### [WHAT NEEDS TO BE DONE]
Quote the whole listing verbatim.
======== AVAILABLE RECORDS ========
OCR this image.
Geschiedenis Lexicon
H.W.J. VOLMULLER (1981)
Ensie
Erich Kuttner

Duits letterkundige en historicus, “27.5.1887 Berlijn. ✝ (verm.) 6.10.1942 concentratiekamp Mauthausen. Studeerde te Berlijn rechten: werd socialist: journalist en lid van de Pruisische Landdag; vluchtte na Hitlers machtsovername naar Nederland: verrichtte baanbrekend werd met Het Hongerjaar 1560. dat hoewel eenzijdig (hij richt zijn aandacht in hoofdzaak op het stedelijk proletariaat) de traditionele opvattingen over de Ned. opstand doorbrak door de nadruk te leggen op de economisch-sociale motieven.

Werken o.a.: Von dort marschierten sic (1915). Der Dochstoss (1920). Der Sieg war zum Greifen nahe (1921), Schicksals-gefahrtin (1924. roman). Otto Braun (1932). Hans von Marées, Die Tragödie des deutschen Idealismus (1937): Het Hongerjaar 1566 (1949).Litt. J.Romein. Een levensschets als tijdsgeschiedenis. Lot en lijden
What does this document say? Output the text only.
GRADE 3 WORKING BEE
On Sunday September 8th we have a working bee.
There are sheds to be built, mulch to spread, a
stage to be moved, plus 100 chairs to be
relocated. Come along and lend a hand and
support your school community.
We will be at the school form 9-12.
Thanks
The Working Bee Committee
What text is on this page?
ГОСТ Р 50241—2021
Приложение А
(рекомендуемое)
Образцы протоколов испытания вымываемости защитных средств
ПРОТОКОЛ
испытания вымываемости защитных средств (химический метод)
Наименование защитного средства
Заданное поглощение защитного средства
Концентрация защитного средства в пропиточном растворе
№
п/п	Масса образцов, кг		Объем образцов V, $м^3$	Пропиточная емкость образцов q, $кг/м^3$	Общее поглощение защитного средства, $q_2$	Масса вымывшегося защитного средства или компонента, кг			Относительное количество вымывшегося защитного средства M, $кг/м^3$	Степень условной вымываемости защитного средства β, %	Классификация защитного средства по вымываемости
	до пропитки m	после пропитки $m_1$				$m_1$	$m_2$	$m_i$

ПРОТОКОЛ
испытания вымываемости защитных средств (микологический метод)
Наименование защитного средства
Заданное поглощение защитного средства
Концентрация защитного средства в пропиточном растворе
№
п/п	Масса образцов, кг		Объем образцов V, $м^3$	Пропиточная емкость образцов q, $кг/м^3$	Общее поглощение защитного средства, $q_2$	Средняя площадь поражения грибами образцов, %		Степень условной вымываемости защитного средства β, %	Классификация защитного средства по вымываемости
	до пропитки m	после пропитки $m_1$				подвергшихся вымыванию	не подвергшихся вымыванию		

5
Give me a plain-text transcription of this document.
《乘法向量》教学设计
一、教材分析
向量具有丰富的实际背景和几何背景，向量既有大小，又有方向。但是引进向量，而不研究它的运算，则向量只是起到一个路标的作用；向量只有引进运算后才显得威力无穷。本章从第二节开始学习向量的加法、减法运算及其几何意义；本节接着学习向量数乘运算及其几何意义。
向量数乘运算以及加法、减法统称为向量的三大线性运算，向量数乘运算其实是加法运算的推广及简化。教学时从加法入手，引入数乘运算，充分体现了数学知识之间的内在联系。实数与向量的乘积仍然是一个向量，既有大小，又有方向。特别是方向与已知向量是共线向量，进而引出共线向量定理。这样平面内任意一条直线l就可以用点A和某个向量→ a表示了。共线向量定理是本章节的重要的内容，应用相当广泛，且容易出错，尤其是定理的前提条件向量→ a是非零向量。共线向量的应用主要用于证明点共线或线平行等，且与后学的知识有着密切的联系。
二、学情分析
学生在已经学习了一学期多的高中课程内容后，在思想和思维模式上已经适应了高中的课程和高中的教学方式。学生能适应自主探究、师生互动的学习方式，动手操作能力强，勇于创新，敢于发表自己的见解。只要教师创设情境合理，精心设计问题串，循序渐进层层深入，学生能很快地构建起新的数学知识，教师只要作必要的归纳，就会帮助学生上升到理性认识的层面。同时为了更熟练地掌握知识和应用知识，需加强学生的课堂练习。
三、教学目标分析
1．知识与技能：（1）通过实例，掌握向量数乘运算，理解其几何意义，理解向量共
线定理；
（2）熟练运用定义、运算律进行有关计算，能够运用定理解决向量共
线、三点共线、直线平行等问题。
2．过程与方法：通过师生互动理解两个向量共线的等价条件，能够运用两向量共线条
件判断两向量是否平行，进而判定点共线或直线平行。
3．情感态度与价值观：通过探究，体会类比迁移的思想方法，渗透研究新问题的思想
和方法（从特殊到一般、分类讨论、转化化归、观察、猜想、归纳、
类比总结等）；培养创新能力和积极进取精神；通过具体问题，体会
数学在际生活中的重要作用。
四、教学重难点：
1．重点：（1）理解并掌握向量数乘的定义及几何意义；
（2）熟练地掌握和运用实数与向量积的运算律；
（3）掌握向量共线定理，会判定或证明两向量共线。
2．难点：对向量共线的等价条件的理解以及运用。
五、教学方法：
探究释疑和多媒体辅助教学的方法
========
### [THE RESPONSE]
OCR this image.
Geschiedenis Lexicon
H.W.J. VOLMULLER (1981)
Ensie
Erich Kuttner

Duits letterkundige en historicus, “27.5.1887 Berlijn. ✝ (verm.) 6.10.1942 concentratiekamp Mauthausen. Studeerde te Berlijn rechten: werd socialist: journalist en lid van de Pruisische Landdag; vluchtte na Hitlers machtsovername naar Nederland: verrichtte baanbrekend werd met Het Hongerjaar 1560. dat hoewel eenzijdig (hij richt zijn aandacht in hoofdzaak op het stedelijk proletariaat) de traditionele opvattingen over de Ned. opstand doorbrak door de nadruk te leggen op de economisch-sociale motieven.

Werken o.a.: Von dort marschierten sic (1915). Der Dochstoss (1920). Der Sieg war zum Greifen nahe (1921), Schicksals-gefahrtin (1924. roman). Otto Braun (1932). Hans von Marées, Die Tragödie des deutschen Idealismus (1937): Het Hongerjaar 1566 (1949).Litt. J.Romein. Een levensschets als tijdsgeschiedenis. Lot en lijden
What does this document say? Output the text only.
GRADE 3 WORKING BEE
On Sunday September 8th we have a working bee.
There are sheds to be built, mulch to spread, a
stage to be moved, plus 100 chairs to be
relocated. Come along and lend a hand and
support your school community.
We will be at the school form 9-12.
Thanks
The Working Bee Committee
What text is on this page?
ГОСТ Р 50241—2021
Приложение А
(рекомендуемое)
Образцы протоколов испытания вымываемости защитных средств
ПРОТОКОЛ
испытания вымываемости защитных средств (химический метод)
Наименование защитного средства
Заданное поглощение защитного средства
Концентрация защитного средства в пропиточном растворе
№
п/п	Масса образцов, кг		Объем образцов V, $м^3$	Пропиточная емкость образцов q, $кг/м^3$	Общее поглощение защитного средства, $q_2$	Масса вымывшегося защитного средства или компонента, кг			Относительное количество вымывшегося защитного средства M, $кг/м^3$	Степень условной вымываемости защитного средства β, %	Классификация защитного средства по вымываемости
	до пропитки m	после пропитки $m_1$				$m_1$	$m_2$	$m_i$

ПРОТОКОЛ
испытания вымываемости защитных средств (микологический метод)
Наименование защитного средства
Заданное поглощение защитного средства
Концентрация защитного средства в пропиточном растворе
№
п/п	Масса образцов, кг		Объем образцов V, $м^3$	Пропиточная емкость образцов q, $кг/м^3$	Общее поглощение защитного средства, $q_2$	Средняя площадь поражения грибами образцов, %		Степень условной вымываемости защитного средства β, %	Классификация защитного средства по вымываемости
	до пропитки m	после пропитки $m_1$				подвергшихся вымыванию	не подвергшихся вымыванию		

5
Give me a plain-text transcription of this document.
《乘法向量》教学设计
一、教材分析
向量具有丰富的实际背景和几何背景，向量既有大小，又有方向。但是引进向量，而不研究它的运算，则向量只是起到一个路标的作用；向量只有引进运算后才显得威力无穷。本章从第二节开始学习向量的加法、减法运算及其几何意义；本节接着学习向量数乘运算及其几何意义。
向量数乘运算以及加法、减法统称为向量的三大线性运算，向量数乘运算其实是加法运算的推广及简化。教学时从加法入手，引入数乘运算，充分体现了数学知识之间的内在联系。实数与向量的乘积仍然是一个向量，既有大小，又有方向。特别是方向与已知向量是共线向量，进而引出共线向量定理。这样平面内任意一条直线l就可以用点A和某个向量→ a表示了。共线向量定理是本章节的重要的内容，应用相当广泛，且容易出错，尤其是定理的前提条件向量→ a是非零向量。共线向量的应用主要用于证明点共线或线平行等，且与后学的知识有着密切的联系。
二、学情分析
学生在已经学习了一学期多的高中课程内容后，在思想和思维模式上已经适应了高中的课程和高中的教学方式。学生能适应自主探究、师生互动的学习方式，动手操作能力强，勇于创新，敢于发表自己的见解。只要教师创设情境合理，精心设计问题串，循序渐进层层深入，学生能很快地构建起新的数学知识，教师只要作必要的归纳，就会帮助学生上升到理性认识的层面。同时为了更熟练地掌握知识和应用知识，需加强学生的课堂练习。
三、教学目标分析
1．知识与技能：（1）通过实例，掌握向量数乘运算，理解其几何意义，理解向量共
线定理；
（2）熟练运用定义、运算律进行有关计算，能够运用定理解决向量共
线、三点共线、直线平行等问题。
2．过程与方法：通过师生互动理解两个向量共线的等价条件，能够运用两向量共线条
件判断两向量是否平行，进而判定点共线或直线平行。
3．情感态度与价值观：通过探究，体会类比迁移的思想方法，渗透研究新问题的思想
和方法（从特殊到一般、分类讨论、转化化归、观察、猜想、归纳、
类比总结等）；培养创新能力和积极进取精神；通过具体问题，体会
数学在际生活中的重要作用。
四、教学重难点：
1．重点：（1）理解并掌握向量数乘的定义及几何意义；
（2）熟练地掌握和运用实数与向量积的运算律；
（3）掌握向量共线定理，会判定或证明两向量共线。
2．难点：对向量共线的等价条件的理解以及运用。
五、教学方法：
探究释疑和多媒体辅助教学的方法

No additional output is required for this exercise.